### Excerpted passage:
===
Jacob Sanford

Enthusiastic solutions architect at @unb-libraries, Ops/DevOps aficionado, Drupal evangelist.

Drupal, search_api_solr and Partial Matches

24 Feb 2017 » drupal, solr, search_api, search_api_solr

Configuring solr to return partial matches through Drupal’s search_api_solr is well documented. In particular, one d.o document is thorough and stands out: Customizing the Solr configuration. It states:

First, copy a text type definition to schema_extra_types.xml and change the identifier, as described above. Then, add the following line to the type definition after the first occurrence of “solr.SnowballPorterFilterFactory” (inside of the element; not after the second occurrence):

If you want partial matches inside of words to be found, too, simply remove the “Edge” part from that line. In this case, you should also remove both occurrences of the solr.WordDelimiterFilterFactory filters: remove everything from the <filter that preceeds that string to the “great than” sign (>) coming after it.

Sounds great! Adding the NGramFilterFactory filter after the SnowballPorterFilterFactory seems a bit befuddling at first (both SnowballPorterFilterFactory and NGramFilterFactory tokenize the strings). Doubly creating tokens seems to be a bit redundant, however with small enough ngram sizes I suppose it might be of benefit. Also, SnowballPorterFilterFactory does appear to store the original string, which may not be done in a NGramFilterFactory filter if a maxGramSize of less than the string length is specified. Or does it?

I’m nattering. All of this isn’t the point here : I’m certainly not a solr expert and couldn’t speak to common use cases.

Initial Results

Regardless, a configuration as above does indeed deliver partial matching functionality in results, but with relevance scores where partial and exact field matches are ranked equally. An exact match would only be one of many equally-scored derived tokens. In these cases, the order they appear in search results would depend on the secondary sort.

So yes, the many documents that advise changing the text fieldType filters to add NGramFilterFactory (or creating a new type, and assigning that to the ts_* dynamic field), does solve the partial matching problem.
===
[Entries from a data collection]
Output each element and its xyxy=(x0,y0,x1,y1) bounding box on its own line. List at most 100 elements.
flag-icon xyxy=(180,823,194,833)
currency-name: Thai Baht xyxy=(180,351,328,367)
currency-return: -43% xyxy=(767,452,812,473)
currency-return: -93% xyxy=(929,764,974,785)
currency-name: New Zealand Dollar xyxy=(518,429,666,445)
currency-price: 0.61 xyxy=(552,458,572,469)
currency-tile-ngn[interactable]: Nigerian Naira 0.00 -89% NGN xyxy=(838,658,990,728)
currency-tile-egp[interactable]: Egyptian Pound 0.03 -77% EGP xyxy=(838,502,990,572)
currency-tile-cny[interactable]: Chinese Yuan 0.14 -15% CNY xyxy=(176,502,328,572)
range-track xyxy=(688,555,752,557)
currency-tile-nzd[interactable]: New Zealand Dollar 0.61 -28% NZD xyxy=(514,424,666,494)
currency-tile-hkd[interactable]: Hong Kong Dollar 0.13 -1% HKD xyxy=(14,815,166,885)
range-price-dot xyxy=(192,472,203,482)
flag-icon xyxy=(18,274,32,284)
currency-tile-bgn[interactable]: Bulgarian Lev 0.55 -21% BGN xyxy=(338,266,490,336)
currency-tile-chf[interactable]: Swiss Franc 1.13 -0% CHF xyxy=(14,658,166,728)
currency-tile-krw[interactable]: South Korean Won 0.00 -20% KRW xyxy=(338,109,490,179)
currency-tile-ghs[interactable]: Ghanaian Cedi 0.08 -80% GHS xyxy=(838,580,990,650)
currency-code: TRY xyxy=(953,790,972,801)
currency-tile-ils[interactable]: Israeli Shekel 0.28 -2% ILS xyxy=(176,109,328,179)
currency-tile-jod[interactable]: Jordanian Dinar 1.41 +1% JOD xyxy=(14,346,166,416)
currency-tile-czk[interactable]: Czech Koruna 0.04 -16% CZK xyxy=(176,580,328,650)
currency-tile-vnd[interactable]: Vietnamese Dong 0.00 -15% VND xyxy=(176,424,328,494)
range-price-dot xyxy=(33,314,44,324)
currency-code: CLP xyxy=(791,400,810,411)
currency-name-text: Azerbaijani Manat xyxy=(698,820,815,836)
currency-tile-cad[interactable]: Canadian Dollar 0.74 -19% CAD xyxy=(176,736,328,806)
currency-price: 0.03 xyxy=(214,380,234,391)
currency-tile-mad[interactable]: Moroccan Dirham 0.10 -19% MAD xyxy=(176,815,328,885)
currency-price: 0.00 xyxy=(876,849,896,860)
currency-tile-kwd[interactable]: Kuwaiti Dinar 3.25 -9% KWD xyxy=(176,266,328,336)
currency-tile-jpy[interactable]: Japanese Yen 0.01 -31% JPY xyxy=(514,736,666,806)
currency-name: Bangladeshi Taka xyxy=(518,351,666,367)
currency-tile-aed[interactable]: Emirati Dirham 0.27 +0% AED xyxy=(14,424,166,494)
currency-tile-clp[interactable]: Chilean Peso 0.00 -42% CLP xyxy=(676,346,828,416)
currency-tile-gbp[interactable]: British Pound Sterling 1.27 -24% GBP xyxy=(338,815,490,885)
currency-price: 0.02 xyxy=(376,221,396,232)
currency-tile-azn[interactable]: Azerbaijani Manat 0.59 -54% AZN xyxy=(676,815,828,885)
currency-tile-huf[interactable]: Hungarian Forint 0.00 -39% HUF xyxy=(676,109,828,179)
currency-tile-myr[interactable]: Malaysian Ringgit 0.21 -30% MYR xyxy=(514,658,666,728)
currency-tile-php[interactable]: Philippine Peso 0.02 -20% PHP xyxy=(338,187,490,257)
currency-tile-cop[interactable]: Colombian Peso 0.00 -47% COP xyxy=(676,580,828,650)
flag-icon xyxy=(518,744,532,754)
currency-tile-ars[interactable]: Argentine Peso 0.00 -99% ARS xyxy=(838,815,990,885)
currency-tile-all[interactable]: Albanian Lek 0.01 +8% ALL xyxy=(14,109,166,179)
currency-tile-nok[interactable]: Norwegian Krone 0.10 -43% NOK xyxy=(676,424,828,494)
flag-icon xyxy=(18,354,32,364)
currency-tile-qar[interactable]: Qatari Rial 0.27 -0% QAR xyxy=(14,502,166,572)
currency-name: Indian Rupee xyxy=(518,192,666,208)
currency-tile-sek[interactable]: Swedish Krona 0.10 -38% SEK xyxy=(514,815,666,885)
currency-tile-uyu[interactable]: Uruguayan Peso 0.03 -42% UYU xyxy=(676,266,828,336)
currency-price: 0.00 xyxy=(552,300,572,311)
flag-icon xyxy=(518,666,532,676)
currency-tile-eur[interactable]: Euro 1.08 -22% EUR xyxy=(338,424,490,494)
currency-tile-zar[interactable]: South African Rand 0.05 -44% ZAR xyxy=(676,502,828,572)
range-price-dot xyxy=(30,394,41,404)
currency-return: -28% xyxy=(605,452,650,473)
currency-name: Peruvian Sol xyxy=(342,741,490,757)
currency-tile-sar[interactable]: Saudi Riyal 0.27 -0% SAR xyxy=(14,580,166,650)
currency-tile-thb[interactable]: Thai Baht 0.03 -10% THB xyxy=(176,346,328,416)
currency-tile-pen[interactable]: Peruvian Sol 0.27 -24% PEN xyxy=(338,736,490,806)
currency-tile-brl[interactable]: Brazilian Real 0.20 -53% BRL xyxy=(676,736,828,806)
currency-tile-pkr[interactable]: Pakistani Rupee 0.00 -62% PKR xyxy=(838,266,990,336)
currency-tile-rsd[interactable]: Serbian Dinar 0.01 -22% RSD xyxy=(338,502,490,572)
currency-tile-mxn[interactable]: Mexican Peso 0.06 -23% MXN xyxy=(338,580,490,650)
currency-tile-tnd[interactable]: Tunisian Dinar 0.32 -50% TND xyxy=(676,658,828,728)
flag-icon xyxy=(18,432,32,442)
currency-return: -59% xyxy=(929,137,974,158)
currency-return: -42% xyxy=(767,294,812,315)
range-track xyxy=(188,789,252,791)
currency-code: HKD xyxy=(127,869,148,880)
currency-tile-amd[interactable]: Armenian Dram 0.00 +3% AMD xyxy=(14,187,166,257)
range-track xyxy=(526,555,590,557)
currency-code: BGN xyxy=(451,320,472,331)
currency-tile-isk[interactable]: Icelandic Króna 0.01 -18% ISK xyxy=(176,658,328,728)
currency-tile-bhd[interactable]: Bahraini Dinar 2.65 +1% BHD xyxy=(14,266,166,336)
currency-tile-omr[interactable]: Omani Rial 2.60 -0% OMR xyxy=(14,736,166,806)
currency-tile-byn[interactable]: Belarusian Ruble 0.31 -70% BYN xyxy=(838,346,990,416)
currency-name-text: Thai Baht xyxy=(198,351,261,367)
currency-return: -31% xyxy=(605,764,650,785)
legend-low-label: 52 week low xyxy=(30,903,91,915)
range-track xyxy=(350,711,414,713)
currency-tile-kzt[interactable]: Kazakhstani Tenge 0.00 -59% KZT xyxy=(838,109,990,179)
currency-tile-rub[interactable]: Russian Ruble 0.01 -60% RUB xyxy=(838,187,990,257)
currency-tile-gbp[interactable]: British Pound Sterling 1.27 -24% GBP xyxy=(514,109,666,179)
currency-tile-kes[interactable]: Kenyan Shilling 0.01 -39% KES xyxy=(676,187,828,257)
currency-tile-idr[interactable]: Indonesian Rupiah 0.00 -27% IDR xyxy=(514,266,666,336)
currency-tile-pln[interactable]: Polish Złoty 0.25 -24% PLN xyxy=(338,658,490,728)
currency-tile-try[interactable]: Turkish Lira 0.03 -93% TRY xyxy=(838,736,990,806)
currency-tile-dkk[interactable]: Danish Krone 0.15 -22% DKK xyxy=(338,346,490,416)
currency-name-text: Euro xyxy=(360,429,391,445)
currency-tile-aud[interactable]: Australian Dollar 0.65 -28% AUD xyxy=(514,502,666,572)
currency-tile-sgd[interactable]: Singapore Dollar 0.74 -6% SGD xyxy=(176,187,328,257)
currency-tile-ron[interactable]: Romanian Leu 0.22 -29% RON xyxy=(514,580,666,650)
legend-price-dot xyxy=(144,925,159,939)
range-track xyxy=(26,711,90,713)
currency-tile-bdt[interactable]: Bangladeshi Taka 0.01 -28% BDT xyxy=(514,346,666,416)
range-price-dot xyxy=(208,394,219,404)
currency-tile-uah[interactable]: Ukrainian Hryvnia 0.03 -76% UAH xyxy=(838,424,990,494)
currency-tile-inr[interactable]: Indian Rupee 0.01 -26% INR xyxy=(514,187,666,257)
===
### Exercise set:
A: According to the Solr partial-matching post, how are partial and exact field matches ranked in the initial results?
B: Reproduce word for word the part of the entries that opens with their first line and closes with the line containing "range-track xyxy=(688,555,752,557)", including both of those lines.
These entries have no connection to the Solr partial-matching post.

### Answers:
A: They are ranked equally.

B:
Output each element and its xyxy=(x0,y0,x1,y1) bounding box on its own line. List at most 100 elements.
flag-icon xyxy=(180,823,194,833)
currency-name: Thai Baht xyxy=(180,351,328,367)
currency-return: -43% xyxy=(767,452,812,473)
currency-return: -93% xyxy=(929,764,974,785)
currency-name: New Zealand Dollar xyxy=(518,429,666,445)
currency-price: 0.61 xyxy=(552,458,572,469)
currency-tile-ngn[interactable]: Nigerian Naira 0.00 -89% NGN xyxy=(838,658,990,728)
currency-tile-egp[interactable]: Egyptian Pound 0.03 -77% EGP xyxy=(838,502,990,572)
currency-tile-cny[interactable]: Chinese Yuan 0.14 -15% CNY xyxy=(176,502,328,572)
range-track xyxy=(688,555,752,557)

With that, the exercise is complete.